Set problem
Among the entries below, find the lines with "DRIVE" and copy them.

-- Begin Provided data --

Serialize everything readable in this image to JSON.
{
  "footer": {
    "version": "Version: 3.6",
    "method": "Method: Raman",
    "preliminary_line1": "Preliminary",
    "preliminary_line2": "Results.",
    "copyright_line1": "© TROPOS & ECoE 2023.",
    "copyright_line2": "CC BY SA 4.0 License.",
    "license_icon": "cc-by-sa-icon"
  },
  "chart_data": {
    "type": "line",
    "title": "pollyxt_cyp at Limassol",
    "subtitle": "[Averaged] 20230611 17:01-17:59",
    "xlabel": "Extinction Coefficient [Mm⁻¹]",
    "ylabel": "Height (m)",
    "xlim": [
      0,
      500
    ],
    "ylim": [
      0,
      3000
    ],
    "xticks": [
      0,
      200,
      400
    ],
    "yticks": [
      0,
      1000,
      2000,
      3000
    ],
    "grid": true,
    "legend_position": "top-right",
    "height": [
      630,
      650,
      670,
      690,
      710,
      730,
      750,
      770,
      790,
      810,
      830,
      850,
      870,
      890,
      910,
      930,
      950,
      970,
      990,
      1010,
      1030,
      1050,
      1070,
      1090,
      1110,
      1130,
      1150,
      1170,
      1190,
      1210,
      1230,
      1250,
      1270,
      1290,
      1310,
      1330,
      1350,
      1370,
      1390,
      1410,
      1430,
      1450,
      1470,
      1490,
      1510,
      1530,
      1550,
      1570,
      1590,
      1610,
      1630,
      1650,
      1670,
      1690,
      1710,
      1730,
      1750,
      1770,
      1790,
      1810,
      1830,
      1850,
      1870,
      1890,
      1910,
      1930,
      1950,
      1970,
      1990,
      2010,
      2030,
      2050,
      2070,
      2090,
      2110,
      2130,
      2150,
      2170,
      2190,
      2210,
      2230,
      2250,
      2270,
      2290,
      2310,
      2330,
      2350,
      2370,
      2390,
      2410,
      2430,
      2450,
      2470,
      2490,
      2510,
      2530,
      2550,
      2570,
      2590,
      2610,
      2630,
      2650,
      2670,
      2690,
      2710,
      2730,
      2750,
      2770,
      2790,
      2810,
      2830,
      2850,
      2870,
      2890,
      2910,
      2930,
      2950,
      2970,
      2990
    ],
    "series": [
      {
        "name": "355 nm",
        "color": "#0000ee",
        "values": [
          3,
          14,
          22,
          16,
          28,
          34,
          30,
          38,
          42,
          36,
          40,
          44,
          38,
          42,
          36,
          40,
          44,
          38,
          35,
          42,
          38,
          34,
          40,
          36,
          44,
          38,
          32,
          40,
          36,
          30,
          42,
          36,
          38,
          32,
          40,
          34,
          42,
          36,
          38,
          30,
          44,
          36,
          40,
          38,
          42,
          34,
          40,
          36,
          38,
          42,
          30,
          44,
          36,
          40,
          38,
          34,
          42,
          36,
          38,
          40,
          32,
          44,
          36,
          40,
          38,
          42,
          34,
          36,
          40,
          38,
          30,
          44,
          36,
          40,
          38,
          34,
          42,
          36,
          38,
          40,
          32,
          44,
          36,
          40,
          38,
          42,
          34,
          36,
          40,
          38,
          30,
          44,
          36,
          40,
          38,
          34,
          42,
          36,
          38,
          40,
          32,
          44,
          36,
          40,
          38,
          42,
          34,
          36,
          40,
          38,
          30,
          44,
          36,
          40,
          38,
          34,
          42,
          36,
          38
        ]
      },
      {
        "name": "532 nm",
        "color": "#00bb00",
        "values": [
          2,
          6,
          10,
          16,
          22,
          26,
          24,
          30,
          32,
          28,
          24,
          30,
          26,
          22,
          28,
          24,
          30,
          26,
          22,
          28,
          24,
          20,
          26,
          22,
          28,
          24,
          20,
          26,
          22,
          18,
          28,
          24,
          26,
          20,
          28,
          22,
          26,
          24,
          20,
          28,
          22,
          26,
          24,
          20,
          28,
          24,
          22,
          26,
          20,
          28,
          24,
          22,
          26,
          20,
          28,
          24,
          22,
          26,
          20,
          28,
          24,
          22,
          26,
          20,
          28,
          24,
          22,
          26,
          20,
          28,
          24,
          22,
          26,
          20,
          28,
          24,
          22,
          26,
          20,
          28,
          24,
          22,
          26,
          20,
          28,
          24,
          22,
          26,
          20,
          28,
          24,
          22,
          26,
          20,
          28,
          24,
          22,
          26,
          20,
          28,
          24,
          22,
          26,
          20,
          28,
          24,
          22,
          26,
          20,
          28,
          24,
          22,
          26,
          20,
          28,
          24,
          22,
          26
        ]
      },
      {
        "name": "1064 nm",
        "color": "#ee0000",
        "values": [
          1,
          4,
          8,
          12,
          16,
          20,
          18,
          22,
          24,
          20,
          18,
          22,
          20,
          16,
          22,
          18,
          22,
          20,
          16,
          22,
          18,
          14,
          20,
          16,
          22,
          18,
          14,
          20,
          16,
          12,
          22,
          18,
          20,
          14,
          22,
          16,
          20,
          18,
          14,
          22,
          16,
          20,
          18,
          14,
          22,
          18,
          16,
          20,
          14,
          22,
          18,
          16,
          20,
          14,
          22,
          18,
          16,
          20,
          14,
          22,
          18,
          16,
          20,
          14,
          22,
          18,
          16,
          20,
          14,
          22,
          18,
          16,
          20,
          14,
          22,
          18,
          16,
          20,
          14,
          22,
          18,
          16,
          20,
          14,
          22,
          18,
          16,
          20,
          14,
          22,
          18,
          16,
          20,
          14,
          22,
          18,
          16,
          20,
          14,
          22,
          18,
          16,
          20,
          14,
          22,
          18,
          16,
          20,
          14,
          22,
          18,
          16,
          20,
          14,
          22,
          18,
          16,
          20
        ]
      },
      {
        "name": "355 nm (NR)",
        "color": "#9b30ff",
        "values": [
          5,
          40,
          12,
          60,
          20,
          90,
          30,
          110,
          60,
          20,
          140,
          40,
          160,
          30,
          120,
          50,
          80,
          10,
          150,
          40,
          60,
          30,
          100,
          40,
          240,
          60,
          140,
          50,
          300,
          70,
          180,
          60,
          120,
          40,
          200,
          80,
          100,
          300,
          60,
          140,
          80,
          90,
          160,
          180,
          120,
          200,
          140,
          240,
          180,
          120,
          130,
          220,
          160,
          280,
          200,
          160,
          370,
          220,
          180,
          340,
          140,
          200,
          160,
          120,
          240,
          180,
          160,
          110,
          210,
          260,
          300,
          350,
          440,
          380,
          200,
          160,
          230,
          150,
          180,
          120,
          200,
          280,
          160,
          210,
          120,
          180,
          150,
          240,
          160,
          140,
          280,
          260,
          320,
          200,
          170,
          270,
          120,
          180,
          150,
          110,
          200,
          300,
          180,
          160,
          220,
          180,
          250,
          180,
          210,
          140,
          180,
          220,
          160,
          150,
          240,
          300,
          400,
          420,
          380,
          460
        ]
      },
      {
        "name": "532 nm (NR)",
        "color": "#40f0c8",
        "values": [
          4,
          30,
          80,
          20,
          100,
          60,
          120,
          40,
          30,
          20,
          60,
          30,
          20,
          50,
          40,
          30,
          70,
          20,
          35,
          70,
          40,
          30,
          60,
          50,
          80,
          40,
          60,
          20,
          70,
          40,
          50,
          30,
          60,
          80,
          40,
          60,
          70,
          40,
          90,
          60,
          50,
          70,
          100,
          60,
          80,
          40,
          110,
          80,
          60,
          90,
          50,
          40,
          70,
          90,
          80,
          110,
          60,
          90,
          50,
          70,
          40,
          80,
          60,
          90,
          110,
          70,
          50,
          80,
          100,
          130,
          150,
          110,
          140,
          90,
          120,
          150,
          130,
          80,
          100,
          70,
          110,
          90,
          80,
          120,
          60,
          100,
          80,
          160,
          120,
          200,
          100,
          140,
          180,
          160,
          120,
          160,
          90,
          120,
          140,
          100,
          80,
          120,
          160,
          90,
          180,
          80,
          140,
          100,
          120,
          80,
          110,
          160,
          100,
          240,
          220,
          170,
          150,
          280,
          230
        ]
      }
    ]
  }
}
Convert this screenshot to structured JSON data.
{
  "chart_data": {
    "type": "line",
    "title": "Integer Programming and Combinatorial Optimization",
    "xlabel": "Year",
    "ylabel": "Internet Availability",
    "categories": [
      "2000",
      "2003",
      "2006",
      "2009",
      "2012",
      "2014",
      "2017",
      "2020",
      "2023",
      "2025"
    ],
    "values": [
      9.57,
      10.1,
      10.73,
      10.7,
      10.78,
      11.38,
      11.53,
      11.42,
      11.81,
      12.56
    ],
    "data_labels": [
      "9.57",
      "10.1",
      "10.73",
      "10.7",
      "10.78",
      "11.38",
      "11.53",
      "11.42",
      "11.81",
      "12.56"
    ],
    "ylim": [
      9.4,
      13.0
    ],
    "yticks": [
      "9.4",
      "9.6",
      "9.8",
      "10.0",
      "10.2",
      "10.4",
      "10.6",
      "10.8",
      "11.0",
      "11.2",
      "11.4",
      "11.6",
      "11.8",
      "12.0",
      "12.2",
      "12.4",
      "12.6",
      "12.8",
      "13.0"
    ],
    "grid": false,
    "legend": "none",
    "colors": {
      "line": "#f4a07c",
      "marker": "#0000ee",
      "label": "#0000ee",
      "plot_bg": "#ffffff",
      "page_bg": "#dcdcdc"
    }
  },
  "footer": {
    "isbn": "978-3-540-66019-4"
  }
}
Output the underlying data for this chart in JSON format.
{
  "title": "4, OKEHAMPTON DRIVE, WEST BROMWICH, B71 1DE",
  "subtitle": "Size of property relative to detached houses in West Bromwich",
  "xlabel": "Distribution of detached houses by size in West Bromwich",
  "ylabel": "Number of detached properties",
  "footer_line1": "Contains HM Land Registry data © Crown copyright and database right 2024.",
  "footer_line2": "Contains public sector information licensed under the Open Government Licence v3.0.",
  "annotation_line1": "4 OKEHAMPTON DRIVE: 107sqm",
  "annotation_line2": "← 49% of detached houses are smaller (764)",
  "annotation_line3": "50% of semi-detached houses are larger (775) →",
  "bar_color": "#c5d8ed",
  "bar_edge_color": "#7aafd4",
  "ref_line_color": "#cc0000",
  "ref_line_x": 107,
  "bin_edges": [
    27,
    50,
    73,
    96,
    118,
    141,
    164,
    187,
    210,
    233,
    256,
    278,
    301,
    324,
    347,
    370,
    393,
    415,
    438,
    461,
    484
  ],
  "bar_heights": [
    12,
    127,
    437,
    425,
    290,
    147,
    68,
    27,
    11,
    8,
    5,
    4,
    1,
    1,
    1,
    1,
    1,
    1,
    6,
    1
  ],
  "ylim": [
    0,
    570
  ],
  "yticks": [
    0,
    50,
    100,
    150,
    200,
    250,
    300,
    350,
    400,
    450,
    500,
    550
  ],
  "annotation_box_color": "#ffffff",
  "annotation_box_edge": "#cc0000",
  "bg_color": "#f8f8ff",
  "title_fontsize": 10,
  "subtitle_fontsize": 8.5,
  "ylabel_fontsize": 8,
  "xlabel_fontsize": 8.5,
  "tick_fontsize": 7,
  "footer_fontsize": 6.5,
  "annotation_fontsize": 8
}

-- End Provided data --

Worked answer
  "title": "4, OKEHAMPTON DRIVE, WEST BROMWICH, B71 1DE",
  "annotation_line1": "4 OKEHAMPTON DRIVE: 107sqm",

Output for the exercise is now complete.